▶ _REQUIRED TASK_: Pictures stay out of the copy; restate everything else in the material exactly.

[Recorded data]
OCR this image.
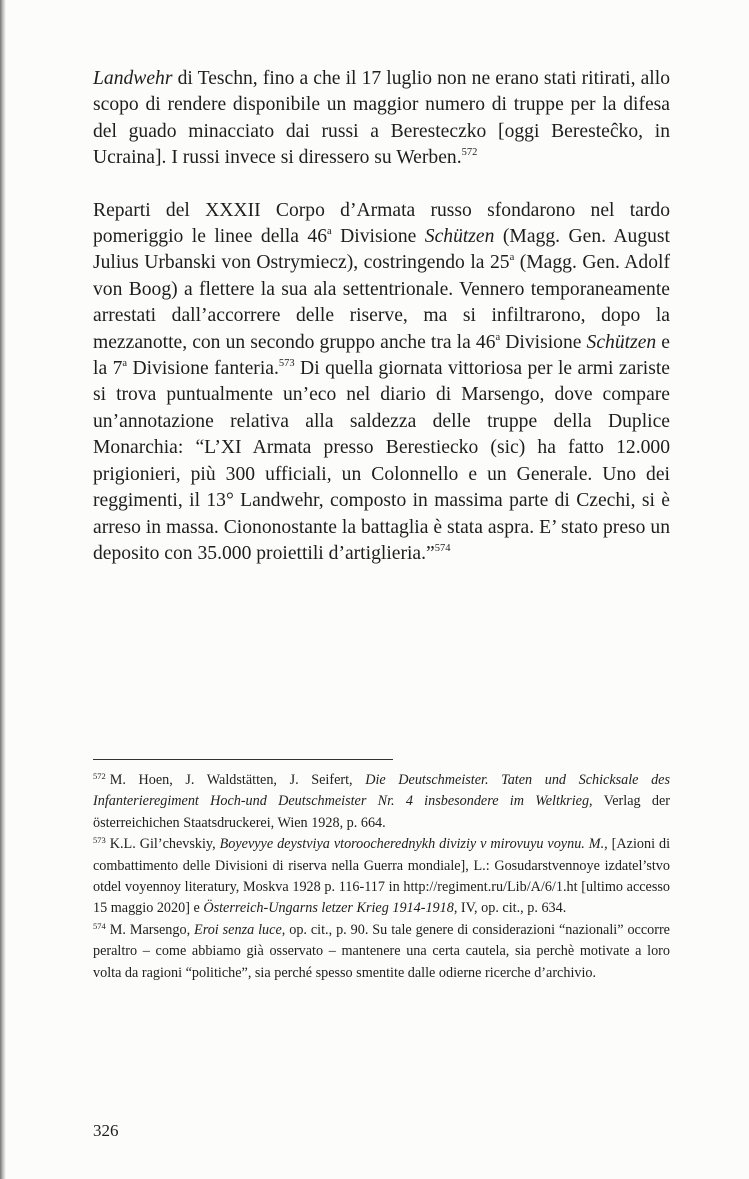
Landwehr di Teschn, fino a che il 17 luglio non ne erano stati ritirati, allo scopo di rendere disponibile un maggior numero di truppe per la difesa del guado minacciato dai russi a Beresteczko [oggi Beresteĉko, in Ucraina]. I russi invece si diressero su Werben.$^{572}$

Reparti del XXXII Corpo d’Armata russo sfondarono nel tardo pomeriggio le linee della 46$^a$ Divisione Schützen (Magg. Gen. August Julius Urbanski von Ostrymiecz), costringendo la 25$^a$ (Magg. Gen. Adolf von Boog) a flettere la sua ala settentrionale. Vennero temporaneamente arrestati dall’accorrere delle riserve, ma si infiltrarono, dopo la mezzanotte, con un secondo gruppo anche tra la 46$^a$ Divisione Schützen e la 7$^a$ Divisione fanteria.$^{573}$ Di quella giornata vittoriosa per le armi zariste si trova puntualmente un’eco nel diario di Marsengo, dove compare un’annotazione relativa alla saldezza delle truppe della Duplice Monarchia: “L’XI Armata presso Berestiecko (sic) ha fatto 12.000 prigionieri, più 300 ufficiali, un Colonnello e un Generale. Uno dei reggimenti, il 13° Landwehr, composto in massima parte di Czechi, si è arreso in massa. Ciononostante la battaglia è stata aspra. E’ stato preso un deposito con 35.000 proiettili d’artiglieria.”$^{574}$

$^{572}$ M. Hoen, J. Waldstätten, J. Seifert, Die Deutschmeister. Taten und Schicksale des Infanterieregiment Hoch-und Deutschmeister Nr. 4 insbesondere im Weltkrieg, Verlag der österreichichen Staatsdruckerei, Wien 1928, p. 664.

$^{573}$ K.L. Gil’chevskiy, Boyevyye deystviya vtoroocherednykh diviziy v mirovuyu voynu. M., [Azioni di combattimento delle Divisioni di riserva nella Guerra mondiale], L.: Gosudarstvennoye izdatel’stvo otdel voyennoy literatury, Moskva 1928 p. 116-117 in http://regiment.ru/Lib/A/6/1.ht [ultimo accesso 15 maggio 2020] e Österreich-Ungarns letzer Krieg 1914-1918, IV, op. cit., p. 634.

$^{574}$ M. Marsengo, Eroi senza luce, op. cit., p. 90. Su tale genere di considerazioni “nazionali” occorre peraltro – come abbiamo già osservato – mantenere una certa cautela, sia perchè motivate a loro volta da ragioni “politiche”, sia perché spesso smentite dalle odierne ricerche d’archivio.

326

▶ _TASK SOLUTION_:
OCR this image.
Landwehr di Teschn, fino a che il 17 luglio non ne erano stati ritirati, allo scopo di rendere disponibile un maggior numero di truppe per la difesa del guado minacciato dai russi a Beresteczko [oggi Beresteĉko, in Ucraina]. I russi invece si diressero su Werben.$^{572}$

Reparti del XXXII Corpo d’Armata russo sfondarono nel tardo pomeriggio le linee della 46$^a$ Divisione Schützen (Magg. Gen. August Julius Urbanski von Ostrymiecz), costringendo la 25$^a$ (Magg. Gen. Adolf von Boog) a flettere la sua ala settentrionale. Vennero temporaneamente arrestati dall’accorrere delle riserve, ma si infiltrarono, dopo la mezzanotte, con un secondo gruppo anche tra la 46$^a$ Divisione Schützen e la 7$^a$ Divisione fanteria.$^{573}$ Di quella giornata vittoriosa per le armi zariste si trova puntualmente un’eco nel diario di Marsengo, dove compare un’annotazione relativa alla saldezza delle truppe della Duplice Monarchia: “L’XI Armata presso Berestiecko (sic) ha fatto 12.000 prigionieri, più 300 ufficiali, un Colonnello e un Generale. Uno dei reggimenti, il 13° Landwehr, composto in massima parte di Czechi, si è arreso in massa. Ciononostante la battaglia è stata aspra. E’ stato preso un deposito con 35.000 proiettili d’artiglieria.”$^{574}$

$^{572}$ M. Hoen, J. Waldstätten, J. Seifert, Die Deutschmeister. Taten und Schicksale des Infanterieregiment Hoch-und Deutschmeister Nr. 4 insbesondere im Weltkrieg, Verlag der österreichichen Staatsdruckerei, Wien 1928, p. 664.

$^{573}$ K.L. Gil’chevskiy, Boyevyye deystviya vtoroocherednykh diviziy v mirovuyu voynu. M., [Azioni di combattimento delle Divisioni di riserva nella Guerra mondiale], L.: Gosudarstvennoye izdatel’stvo otdel voyennoy literatury, Moskva 1928 p. 116-117 in http://regiment.ru/Lib/A/6/1.ht [ultimo accesso 15 maggio 2020] e Österreich-Ungarns letzer Krieg 1914-1918, IV, op. cit., p. 634.

$^{574}$ M. Marsengo, Eroi senza luce, op. cit., p. 90. Su tale genere di considerazioni “nazionali” occorre peraltro – come abbiamo già osservato – mantenere una certa cautela, sia perchè motivate a loro volta da ragioni “politiche”, sia perché spesso smentite dalle odierne ricerche d’archivio.

326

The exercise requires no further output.